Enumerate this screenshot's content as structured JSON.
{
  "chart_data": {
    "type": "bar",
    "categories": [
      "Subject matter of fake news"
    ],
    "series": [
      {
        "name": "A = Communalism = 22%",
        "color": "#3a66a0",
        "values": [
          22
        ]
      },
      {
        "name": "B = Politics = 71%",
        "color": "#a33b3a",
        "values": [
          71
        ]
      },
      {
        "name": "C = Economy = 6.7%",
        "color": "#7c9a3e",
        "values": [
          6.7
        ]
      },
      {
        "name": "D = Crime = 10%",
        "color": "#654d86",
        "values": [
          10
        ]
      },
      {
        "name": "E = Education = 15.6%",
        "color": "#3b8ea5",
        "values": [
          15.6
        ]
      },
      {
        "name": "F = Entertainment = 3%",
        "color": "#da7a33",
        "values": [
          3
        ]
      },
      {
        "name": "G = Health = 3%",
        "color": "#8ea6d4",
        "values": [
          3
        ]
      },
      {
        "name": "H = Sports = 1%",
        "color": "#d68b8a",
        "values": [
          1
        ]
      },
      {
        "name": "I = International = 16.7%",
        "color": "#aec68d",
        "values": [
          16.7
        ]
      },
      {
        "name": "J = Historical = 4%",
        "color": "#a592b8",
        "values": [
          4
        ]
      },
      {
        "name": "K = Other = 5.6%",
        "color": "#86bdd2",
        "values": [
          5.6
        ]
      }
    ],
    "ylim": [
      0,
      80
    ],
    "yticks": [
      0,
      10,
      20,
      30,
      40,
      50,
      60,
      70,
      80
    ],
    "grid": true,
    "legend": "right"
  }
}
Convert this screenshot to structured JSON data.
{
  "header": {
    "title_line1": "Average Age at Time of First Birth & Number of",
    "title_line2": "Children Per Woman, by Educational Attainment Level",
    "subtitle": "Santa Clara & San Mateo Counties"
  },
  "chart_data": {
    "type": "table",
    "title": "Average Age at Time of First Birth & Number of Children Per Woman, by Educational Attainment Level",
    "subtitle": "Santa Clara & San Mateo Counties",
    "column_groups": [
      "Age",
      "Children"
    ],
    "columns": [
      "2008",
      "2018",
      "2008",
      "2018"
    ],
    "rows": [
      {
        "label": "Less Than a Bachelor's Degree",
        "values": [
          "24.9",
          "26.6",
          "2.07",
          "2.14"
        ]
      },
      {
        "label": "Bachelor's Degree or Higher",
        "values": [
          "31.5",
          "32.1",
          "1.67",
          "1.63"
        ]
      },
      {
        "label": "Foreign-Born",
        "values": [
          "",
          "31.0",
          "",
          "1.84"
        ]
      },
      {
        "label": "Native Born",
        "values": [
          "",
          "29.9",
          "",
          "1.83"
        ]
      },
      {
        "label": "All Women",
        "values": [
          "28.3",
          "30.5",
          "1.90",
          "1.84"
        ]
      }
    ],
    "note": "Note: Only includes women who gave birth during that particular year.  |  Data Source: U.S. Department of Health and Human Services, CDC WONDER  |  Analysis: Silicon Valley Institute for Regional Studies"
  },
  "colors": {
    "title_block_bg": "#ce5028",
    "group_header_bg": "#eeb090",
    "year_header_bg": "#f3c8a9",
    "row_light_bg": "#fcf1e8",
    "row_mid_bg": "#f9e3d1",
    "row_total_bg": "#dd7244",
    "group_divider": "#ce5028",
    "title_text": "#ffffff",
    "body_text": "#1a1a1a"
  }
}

* * * *

> **TASK GOAL**:
Pick out, from the lines above, every one that contains the string "Average".

> **THE OUTPUT**:
    "title_line1": "Average Age at Time of First Birth & Number of",
    "title": "Average Age at Time of First Birth & Number of Children Per Woman, by Educational Attainment Level",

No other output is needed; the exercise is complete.